7/19/10

Patience is not a Virtue Sometimes

Patience is not a Virtue Sometimes
By Antonio Maurice Daniels, 
University of Wisconsin-Madison
(RBU Join Date: 05/13/2010) 

On June 21, 2010, I allowed the harmful form of my patience to die. On this day, I had an epiphany: Stop being patient with the people who you are overly giving to, but who do not support you at anytime when you are in a time of need.

For those who are tremendously compassionate people, there comes a time when we are going to have to be willing to stop being patient with the people we consistently give to but never receive anything in return from. Now, I am not suggesting that when you give to people you are to look for something in return. What I am saying, however, is people should be willing to help you out when you are in a time of need, especially when you have helped them out for numerous years. I see people who never do anything to show their appreciation for the things you have done for them as really poor excuses for human beings. You should be moved at some point to show your appreciation for someone who has done a significant amount for you. My patience with these type of people died on June 21, 2010.

I know you are asking the question: What’s so special about June 21, 2010?

My answer to you is this is the day that I just really got it. It was a day when I was in a true emergency situation and not one of the people who I have helped for many years was willing to extend a helping hand. Am I bitter, angry, and/or frustrated?

No. I have allowed too many people to simply leech off of me for too many years without ever helping me out at all in the uncommon times when I really needed some help. Most of the time the only type of help I needed was a listening ear, but no one would offer me just a few moments of their time to listen to my concerns and problems. What I am glad about, however, is I have learned to be wiser in the way I approach my conception of patience. While I understand that it is fine to be patient with people, I have found out that I can be patient without being stupid. Even as adults, we have to learn how to bury some of the ignorance in our lives.

In learning how to let a harmful form of patience die, I was able to give birth to a novel form of patience. By acknowledging that I have maintained an ignorant form of patience for far too long, I have become a wiser person and have released a significant amount of stress out of my life. Normally, I do not write about things of this nature but felt that it might just help at least one person to overcome a similar situation in his or her life. It is important for us to not let patience die completely in our lives, but what is important is for us to reconceptualize the way in which we envisage it—if patience is having a negative impact in any area of our lives.

▶ Record set

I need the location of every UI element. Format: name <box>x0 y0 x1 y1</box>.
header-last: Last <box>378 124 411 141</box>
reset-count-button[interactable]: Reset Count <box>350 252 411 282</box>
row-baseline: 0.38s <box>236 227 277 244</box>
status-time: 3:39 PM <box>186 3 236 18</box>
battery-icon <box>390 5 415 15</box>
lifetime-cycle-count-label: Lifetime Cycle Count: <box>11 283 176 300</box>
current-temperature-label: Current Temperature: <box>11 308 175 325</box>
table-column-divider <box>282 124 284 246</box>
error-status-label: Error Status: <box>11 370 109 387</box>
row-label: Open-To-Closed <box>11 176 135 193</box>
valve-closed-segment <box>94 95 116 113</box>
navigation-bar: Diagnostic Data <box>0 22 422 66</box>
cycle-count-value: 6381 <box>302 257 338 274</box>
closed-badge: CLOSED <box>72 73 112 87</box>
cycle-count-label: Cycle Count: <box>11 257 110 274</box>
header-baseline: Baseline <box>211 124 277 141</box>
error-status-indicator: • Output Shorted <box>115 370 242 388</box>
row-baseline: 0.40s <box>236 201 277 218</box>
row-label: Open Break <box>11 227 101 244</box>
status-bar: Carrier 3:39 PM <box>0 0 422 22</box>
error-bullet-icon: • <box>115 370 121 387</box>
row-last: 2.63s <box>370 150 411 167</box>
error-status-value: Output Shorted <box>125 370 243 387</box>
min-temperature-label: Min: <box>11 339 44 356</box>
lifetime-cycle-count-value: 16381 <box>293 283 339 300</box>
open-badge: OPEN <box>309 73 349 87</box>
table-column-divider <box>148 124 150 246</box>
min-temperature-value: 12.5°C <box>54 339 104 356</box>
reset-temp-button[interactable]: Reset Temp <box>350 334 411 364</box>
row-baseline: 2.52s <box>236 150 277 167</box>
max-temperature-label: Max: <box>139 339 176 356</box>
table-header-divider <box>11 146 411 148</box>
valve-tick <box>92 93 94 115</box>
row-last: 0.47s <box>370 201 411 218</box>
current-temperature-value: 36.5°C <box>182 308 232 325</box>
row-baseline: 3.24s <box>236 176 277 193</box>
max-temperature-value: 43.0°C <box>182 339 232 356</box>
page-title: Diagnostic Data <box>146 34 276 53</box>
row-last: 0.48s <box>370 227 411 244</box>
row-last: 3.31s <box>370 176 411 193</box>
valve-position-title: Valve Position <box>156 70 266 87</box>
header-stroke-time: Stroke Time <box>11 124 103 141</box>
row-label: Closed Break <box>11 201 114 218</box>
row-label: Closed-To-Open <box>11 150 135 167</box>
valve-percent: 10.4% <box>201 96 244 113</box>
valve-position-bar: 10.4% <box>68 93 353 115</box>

▶ Aim of the task
Retype everything in the essay on patience from "My answer to" down to "angry, and/or frustrated?", word for word. Rely only on the essay on patience.

▶ Response area
My answer to you is this is the day that I just really got it. It was a day when I was in a true emergency situation and not one of the people who I have helped for many years was willing to extend a helping hand. Am I bitter, angry, and/or frustrated?